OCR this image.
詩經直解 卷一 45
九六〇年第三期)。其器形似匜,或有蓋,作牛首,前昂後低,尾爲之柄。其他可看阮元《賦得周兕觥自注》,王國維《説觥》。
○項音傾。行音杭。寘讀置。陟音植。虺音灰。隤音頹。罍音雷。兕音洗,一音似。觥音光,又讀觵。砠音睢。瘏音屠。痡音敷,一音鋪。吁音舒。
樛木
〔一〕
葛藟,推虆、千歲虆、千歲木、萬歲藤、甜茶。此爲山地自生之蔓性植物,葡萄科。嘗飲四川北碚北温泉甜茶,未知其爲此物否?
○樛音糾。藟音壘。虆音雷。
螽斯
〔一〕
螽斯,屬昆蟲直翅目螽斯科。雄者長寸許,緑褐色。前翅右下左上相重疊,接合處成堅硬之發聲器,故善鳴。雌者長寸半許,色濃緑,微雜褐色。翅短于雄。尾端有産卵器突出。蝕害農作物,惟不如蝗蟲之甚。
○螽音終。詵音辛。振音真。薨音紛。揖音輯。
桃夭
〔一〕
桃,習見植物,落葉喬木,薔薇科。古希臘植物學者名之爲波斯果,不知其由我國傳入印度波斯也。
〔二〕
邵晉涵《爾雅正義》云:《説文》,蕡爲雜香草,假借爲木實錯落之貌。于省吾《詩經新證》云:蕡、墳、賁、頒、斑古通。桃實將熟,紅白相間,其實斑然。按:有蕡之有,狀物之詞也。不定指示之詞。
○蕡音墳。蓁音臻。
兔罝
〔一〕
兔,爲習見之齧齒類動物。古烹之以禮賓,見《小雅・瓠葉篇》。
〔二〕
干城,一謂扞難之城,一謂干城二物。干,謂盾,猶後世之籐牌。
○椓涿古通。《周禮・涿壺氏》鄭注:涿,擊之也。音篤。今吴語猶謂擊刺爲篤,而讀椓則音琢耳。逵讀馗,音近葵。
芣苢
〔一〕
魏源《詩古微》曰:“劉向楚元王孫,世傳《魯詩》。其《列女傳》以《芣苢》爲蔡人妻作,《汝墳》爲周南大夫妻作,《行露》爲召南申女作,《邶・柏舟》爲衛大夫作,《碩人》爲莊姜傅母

BRIEF:
Emit the full listing verbatim.

RESPONSE:
OCR this image.
詩經直解 卷一 45
九六〇年第三期)。其器形似匜,或有蓋,作牛首,前昂後低,尾爲之柄。其他可看阮元《賦得周兕觥自注》,王國維《説觥》。
○項音傾。行音杭。寘讀置。陟音植。虺音灰。隤音頹。罍音雷。兕音洗,一音似。觥音光,又讀觵。砠音睢。瘏音屠。痡音敷,一音鋪。吁音舒。
樛木
〔一〕
葛藟,推虆、千歲虆、千歲木、萬歲藤、甜茶。此爲山地自生之蔓性植物,葡萄科。嘗飲四川北碚北温泉甜茶,未知其爲此物否?
○樛音糾。藟音壘。虆音雷。
螽斯
〔一〕
螽斯,屬昆蟲直翅目螽斯科。雄者長寸許,緑褐色。前翅右下左上相重疊,接合處成堅硬之發聲器,故善鳴。雌者長寸半許,色濃緑,微雜褐色。翅短于雄。尾端有産卵器突出。蝕害農作物,惟不如蝗蟲之甚。
○螽音終。詵音辛。振音真。薨音紛。揖音輯。
桃夭
〔一〕
桃,習見植物,落葉喬木,薔薇科。古希臘植物學者名之爲波斯果,不知其由我國傳入印度波斯也。
〔二〕
邵晉涵《爾雅正義》云:《説文》,蕡爲雜香草,假借爲木實錯落之貌。于省吾《詩經新證》云:蕡、墳、賁、頒、斑古通。桃實將熟,紅白相間,其實斑然。按:有蕡之有,狀物之詞也。不定指示之詞。
○蕡音墳。蓁音臻。
兔罝
〔一〕
兔,爲習見之齧齒類動物。古烹之以禮賓,見《小雅・瓠葉篇》。
〔二〕
干城,一謂扞難之城,一謂干城二物。干,謂盾,猶後世之籐牌。
○椓涿古通。《周禮・涿壺氏》鄭注:涿,擊之也。音篤。今吴語猶謂擊刺爲篤,而讀椓則音琢耳。逵讀馗,音近葵。
芣苢
〔一〕
魏源《詩古微》曰:“劉向楚元王孫,世傳《魯詩》。其《列女傳》以《芣苢》爲蔡人妻作,《汝墳》爲周南大夫妻作,《行露》爲召南申女作,《邶・柏舟》爲衛大夫作,《碩人》爲莊姜傅母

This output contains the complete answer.